• _TEXT SHOWN_

## START

200 attacks on Asians in Bahrain say activists
Manama, March 5, 2012
More than 200 attacks on Asians have been registered since the outbreak of last year's unrest, with 20 assaults since the start of this year, said human rights activists in Bahrain.
They claim the "brutal" attacks were carried out by an organised group within the anti-government movement, which incites hate among Bahrainis and targets "vulnerable" expatriate labourers.
The Bahrain Human Rights Watch Society (BHRWS) said yesterday (March 4) the figures represented victims who came forward, adding that there could be more.
"We have documented more than 200 attacks targeted at the Asian community in Bahrain last year," said society member Salman Naser.
"There could be several migrant workers who were afraid to come out and report attacks against them by these organised mobs. This could be because they were free visa workers or overstaying on expired visas but they have the right to lodge complaints.

## END

• _DATASET EXCERPTS_
## START

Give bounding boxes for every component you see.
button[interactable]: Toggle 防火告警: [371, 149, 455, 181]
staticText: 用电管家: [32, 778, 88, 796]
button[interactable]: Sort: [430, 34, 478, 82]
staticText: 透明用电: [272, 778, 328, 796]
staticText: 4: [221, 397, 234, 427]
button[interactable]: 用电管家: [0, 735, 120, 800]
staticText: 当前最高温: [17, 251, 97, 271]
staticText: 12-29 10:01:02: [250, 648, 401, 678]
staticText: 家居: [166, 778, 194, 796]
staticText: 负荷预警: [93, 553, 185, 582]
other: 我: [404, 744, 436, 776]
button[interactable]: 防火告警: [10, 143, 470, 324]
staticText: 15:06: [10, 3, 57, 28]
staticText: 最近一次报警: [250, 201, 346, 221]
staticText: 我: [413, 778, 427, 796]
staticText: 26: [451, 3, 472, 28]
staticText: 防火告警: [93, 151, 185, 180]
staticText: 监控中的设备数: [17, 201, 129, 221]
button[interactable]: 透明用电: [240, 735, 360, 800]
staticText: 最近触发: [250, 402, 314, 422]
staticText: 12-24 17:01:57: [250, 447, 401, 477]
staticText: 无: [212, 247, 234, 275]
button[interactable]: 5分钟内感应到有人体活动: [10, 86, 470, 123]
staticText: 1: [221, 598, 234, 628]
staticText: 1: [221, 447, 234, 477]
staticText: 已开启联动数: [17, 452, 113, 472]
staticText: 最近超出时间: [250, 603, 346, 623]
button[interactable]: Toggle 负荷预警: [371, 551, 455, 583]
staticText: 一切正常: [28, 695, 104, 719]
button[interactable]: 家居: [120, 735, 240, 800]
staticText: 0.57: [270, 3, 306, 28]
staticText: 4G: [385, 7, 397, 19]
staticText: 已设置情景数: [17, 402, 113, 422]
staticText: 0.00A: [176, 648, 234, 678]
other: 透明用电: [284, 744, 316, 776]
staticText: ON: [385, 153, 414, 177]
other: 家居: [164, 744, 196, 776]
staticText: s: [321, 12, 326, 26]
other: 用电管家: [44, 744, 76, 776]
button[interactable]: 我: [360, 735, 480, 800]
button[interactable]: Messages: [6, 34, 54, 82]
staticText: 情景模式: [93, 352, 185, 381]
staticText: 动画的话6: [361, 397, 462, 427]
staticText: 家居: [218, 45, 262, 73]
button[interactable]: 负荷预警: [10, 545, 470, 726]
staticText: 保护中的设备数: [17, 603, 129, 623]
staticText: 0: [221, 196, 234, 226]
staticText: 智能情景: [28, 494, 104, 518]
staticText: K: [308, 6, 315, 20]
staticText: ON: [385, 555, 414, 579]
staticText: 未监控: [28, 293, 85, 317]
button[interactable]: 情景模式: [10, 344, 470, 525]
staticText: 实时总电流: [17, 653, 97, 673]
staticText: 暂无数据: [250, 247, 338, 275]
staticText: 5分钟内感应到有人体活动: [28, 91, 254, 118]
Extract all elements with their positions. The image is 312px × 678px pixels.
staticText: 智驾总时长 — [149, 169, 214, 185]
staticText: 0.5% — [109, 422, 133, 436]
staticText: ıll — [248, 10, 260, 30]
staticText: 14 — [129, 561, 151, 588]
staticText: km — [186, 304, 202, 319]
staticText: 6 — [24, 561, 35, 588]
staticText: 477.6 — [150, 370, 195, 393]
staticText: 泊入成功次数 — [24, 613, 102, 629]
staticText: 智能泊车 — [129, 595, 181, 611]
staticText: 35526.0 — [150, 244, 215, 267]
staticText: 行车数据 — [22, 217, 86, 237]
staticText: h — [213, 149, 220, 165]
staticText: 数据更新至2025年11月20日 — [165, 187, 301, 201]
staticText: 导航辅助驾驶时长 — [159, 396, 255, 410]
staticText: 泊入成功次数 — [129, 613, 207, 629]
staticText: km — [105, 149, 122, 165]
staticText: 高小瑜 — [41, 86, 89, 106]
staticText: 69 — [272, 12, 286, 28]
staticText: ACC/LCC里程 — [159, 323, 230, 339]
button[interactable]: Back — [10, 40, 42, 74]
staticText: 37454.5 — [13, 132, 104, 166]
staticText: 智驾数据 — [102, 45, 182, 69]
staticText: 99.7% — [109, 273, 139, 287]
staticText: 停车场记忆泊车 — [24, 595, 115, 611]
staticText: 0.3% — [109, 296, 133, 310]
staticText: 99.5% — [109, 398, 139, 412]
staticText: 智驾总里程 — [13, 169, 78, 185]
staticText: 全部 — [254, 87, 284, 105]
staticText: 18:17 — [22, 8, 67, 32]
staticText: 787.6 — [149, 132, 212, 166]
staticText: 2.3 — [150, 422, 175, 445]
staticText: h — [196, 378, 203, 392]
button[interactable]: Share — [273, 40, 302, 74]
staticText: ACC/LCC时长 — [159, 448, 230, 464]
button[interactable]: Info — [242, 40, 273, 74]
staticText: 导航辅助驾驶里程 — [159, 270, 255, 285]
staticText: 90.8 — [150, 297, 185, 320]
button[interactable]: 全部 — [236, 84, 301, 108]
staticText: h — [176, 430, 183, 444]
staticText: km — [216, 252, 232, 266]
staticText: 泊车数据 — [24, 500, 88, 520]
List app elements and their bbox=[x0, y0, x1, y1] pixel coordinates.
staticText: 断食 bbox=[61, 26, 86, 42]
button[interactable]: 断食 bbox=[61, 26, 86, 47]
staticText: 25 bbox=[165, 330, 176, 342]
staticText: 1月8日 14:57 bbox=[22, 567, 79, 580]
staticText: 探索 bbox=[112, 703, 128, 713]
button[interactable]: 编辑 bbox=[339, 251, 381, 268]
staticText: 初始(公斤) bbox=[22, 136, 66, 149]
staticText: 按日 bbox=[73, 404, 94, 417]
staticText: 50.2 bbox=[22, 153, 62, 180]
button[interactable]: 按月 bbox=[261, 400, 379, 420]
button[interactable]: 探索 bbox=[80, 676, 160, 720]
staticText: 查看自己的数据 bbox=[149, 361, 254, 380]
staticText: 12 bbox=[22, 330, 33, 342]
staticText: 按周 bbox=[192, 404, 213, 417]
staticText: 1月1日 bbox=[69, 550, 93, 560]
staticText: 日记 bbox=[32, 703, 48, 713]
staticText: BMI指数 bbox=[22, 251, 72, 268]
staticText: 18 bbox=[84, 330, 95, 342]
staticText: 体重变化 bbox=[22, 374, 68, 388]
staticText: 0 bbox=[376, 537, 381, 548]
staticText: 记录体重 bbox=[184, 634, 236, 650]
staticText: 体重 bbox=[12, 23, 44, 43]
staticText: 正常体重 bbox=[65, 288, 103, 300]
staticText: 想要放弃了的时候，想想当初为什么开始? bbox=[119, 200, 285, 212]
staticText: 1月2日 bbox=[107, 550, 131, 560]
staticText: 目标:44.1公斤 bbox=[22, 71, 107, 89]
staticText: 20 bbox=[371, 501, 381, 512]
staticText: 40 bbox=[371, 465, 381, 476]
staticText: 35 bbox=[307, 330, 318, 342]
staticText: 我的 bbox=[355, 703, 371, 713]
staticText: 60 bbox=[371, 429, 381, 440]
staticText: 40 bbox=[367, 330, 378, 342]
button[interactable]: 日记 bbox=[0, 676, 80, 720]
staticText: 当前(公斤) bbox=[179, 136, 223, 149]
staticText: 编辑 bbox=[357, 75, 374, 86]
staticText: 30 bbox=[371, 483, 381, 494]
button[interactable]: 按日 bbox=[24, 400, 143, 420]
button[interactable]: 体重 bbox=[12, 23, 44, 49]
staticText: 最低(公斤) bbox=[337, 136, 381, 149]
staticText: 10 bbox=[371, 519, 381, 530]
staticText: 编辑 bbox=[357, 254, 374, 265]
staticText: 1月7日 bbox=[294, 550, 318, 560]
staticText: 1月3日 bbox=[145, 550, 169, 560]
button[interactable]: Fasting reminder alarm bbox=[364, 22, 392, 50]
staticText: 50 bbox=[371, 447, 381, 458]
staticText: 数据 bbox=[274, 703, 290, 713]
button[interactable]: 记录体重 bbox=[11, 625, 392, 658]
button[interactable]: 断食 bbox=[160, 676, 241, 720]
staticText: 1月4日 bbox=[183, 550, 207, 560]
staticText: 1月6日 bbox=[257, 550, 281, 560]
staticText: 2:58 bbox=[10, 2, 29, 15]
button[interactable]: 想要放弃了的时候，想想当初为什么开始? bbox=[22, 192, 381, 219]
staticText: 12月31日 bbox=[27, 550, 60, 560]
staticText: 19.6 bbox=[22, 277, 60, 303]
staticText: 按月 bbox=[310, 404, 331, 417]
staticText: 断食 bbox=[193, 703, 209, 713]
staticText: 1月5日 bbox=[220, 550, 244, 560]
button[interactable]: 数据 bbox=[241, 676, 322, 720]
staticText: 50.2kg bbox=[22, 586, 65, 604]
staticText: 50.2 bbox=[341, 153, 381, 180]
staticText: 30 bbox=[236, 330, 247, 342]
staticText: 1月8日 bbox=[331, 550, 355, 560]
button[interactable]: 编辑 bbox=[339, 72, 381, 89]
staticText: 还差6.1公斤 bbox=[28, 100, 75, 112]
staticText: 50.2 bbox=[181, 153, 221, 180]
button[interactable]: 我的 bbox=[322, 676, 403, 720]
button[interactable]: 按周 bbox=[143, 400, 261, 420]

## END

• _WHAT TO DO_
1. According to the report on attacks against Asians in Bahrain, how many assaults have taken place since the start of this year?
2. Format the records as a numbered list, from their first line through the line with "staticText: 最近超出时间: [250, 603, 346, 623]", leaving out blank lines.
The text and the records come from unrelated sources.

• _TASK-BY-TASK OUTPUTS_
1. Twenty assaults.

2.
1. Give bounding boxes for every component you see.
2. button[interactable]: Toggle 防火告警: [371, 149, 455, 181]
3. staticText: 用电管家: [32, 778, 88, 796]
4. button[interactable]: Sort: [430, 34, 478, 82]
5. staticText: 透明用电: [272, 778, 328, 796]
6. staticText: 4: [221, 397, 234, 427]
7. button[interactable]: 用电管家: [0, 735, 120, 800]
8. staticText: 当前最高温: [17, 251, 97, 271]
9. staticText: 12-29 10:01:02: [250, 648, 401, 678]
10. staticText: 家居: [166, 778, 194, 796]
11. staticText: 负荷预警: [93, 553, 185, 582]
12. other: 我: [404, 744, 436, 776]
13. button[interactable]: 防火告警: [10, 143, 470, 324]
14. staticText: 15:06: [10, 3, 57, 28]
15. staticText: 最近一次报警: [250, 201, 346, 221]
16. staticText: 我: [413, 778, 427, 796]
17. staticText: 26: [451, 3, 472, 28]
18. staticText: 防火告警: [93, 151, 185, 180]
19. staticText: 监控中的设备数: [17, 201, 129, 221]
20. button[interactable]: 透明用电: [240, 735, 360, 800]
21. staticText: 最近触发: [250, 402, 314, 422]
22. staticText: 12-24 17:01:57: [250, 447, 401, 477]
23. staticText: 无: [212, 247, 234, 275]
24. button[interactable]: 5分钟内感应到有人体活动: [10, 86, 470, 123]
25. staticText: 1: [221, 598, 234, 628]
26. staticText: 1: [221, 447, 234, 477]
27. staticText: 已开启联动数: [17, 452, 113, 472]
28. staticText: 最近超出时间: [250, 603, 346, 623]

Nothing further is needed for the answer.